Objective: Give the number of lines in the data that hold the string "Sunday". Nothing else is needed.

★ ★ ★ ★ ★

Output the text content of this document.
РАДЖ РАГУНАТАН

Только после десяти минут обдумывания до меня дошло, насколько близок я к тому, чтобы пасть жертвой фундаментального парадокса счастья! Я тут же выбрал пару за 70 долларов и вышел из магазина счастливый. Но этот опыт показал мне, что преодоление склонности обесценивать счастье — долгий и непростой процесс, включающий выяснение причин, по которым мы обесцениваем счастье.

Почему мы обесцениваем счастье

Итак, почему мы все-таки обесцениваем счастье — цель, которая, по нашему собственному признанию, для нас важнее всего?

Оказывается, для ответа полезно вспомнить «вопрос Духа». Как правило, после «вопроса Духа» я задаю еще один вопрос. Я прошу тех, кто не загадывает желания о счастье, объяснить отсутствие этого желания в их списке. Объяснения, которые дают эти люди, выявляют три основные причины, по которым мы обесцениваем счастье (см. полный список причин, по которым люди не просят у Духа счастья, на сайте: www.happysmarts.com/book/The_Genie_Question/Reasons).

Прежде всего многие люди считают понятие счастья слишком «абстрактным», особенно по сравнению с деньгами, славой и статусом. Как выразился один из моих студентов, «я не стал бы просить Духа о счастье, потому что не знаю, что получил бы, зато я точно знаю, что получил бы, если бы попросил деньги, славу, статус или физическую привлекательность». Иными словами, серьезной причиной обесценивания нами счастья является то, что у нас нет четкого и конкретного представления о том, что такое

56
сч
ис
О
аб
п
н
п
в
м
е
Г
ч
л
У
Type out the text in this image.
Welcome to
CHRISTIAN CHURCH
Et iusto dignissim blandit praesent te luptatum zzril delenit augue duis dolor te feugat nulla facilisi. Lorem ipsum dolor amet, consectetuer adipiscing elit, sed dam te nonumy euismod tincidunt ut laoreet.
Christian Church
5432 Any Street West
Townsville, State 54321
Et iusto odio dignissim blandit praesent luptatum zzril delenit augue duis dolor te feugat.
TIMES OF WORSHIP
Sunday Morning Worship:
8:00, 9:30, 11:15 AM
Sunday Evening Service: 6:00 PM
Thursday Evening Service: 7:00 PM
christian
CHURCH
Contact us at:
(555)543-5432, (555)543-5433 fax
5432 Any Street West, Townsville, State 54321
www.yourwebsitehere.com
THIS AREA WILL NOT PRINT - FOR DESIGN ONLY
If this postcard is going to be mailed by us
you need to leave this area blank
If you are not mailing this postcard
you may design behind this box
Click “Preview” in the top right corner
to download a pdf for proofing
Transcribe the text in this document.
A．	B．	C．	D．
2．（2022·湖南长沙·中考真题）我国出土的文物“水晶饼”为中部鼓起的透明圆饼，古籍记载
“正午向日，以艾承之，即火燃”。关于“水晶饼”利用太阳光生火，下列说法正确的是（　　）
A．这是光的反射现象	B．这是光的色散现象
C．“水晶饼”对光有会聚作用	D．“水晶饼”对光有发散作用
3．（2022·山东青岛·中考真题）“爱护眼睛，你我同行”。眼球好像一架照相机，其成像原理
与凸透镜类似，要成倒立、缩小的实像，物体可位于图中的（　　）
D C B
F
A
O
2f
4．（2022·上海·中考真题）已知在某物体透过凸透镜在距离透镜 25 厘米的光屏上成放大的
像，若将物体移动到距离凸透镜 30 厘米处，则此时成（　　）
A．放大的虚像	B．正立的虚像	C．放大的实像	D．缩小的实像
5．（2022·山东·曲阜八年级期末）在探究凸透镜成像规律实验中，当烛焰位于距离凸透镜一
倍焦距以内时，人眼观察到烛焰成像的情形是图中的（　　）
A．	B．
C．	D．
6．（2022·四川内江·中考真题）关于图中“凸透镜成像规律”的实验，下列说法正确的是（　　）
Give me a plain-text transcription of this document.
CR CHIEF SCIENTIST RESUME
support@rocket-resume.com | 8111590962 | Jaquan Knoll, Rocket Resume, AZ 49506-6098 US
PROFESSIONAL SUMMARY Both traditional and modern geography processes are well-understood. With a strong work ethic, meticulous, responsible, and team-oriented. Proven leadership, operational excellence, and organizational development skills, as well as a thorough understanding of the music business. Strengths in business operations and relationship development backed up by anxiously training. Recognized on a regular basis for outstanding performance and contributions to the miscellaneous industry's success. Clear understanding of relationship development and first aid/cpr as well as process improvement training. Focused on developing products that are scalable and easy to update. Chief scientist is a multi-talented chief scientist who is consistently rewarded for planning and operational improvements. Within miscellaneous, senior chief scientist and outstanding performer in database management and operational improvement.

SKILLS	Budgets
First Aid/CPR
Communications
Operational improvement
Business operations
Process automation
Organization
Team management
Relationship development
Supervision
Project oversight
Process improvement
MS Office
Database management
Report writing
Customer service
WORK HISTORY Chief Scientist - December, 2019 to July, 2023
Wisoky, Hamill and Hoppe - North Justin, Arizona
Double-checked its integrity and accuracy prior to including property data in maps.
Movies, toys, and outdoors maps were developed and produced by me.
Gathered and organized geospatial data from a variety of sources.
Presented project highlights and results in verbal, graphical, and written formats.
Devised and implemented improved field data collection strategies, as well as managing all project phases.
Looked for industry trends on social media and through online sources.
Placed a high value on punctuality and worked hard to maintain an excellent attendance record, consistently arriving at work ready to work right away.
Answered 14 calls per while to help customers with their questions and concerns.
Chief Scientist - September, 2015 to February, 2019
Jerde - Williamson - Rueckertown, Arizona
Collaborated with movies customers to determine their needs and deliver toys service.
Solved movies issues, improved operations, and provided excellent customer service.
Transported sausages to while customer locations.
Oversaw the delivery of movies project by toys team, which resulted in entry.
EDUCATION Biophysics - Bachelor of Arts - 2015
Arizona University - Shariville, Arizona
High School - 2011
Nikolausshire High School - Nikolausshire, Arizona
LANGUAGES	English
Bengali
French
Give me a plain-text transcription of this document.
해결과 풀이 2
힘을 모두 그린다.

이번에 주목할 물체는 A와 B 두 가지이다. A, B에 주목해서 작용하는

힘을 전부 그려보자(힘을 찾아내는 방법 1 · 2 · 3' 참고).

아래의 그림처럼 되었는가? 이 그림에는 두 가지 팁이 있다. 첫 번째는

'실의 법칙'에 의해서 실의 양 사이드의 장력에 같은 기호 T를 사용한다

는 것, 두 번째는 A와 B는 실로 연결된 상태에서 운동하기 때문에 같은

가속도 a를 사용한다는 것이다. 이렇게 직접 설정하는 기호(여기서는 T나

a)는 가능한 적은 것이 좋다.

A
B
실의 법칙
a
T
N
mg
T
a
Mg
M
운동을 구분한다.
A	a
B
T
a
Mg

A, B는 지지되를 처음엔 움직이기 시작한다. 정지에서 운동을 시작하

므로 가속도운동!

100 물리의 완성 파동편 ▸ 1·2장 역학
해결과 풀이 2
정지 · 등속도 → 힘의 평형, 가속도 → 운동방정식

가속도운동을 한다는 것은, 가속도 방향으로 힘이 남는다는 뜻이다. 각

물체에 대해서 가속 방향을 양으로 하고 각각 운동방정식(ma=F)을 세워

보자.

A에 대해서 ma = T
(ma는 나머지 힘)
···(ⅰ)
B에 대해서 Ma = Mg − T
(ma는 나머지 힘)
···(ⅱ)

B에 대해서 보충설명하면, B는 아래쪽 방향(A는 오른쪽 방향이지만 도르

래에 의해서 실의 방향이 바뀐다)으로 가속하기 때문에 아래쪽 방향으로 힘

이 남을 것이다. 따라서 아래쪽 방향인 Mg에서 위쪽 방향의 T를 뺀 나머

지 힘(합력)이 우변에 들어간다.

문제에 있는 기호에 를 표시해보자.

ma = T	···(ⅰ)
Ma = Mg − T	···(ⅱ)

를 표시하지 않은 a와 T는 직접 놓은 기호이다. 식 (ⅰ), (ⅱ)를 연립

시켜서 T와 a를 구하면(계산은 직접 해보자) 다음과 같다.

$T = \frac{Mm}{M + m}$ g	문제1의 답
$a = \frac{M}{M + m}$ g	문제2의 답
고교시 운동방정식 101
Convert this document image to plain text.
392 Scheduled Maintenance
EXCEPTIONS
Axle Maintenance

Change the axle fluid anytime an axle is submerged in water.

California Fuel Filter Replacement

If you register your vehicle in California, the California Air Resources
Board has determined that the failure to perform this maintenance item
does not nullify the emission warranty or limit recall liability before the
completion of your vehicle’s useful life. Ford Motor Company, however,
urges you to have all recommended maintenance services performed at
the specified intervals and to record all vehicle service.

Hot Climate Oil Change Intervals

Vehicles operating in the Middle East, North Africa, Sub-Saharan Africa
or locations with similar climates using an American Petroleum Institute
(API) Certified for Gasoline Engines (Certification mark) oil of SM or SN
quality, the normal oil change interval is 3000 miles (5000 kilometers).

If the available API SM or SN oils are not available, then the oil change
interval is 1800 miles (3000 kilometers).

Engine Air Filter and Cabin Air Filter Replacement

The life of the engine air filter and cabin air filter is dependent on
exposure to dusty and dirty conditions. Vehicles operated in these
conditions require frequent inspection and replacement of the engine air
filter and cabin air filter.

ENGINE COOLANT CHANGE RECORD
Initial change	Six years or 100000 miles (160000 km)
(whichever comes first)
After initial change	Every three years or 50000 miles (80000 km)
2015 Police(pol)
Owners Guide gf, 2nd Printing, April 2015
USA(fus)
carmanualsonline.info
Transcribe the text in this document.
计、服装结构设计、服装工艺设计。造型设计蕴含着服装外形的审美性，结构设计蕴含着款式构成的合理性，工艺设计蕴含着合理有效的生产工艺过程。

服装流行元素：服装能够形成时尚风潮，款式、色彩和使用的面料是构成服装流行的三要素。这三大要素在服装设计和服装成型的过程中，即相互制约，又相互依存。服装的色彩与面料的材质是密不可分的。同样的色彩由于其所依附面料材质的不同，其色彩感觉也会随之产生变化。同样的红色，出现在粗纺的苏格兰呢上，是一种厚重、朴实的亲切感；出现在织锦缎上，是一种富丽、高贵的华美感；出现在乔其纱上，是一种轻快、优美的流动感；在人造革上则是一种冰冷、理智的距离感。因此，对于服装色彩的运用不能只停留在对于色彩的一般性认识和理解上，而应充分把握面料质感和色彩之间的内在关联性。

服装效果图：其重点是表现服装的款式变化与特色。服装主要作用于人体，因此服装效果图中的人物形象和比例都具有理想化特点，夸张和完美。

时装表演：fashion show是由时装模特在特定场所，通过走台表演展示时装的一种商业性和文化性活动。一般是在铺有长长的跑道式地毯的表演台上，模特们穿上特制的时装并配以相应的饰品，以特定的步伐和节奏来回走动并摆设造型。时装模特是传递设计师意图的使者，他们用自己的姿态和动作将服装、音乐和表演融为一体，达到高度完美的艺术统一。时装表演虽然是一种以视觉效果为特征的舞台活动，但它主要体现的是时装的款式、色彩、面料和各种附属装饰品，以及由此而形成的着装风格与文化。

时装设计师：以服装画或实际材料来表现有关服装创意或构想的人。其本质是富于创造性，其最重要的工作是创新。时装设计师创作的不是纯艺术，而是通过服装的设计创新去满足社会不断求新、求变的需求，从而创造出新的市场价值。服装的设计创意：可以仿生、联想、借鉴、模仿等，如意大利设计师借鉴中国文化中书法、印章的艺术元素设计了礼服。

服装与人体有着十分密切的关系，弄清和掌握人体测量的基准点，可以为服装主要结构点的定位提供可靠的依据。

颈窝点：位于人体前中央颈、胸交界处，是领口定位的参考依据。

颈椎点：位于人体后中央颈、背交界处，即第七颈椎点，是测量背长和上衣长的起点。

★ ★ ★ ★ ★

Exercise output: 2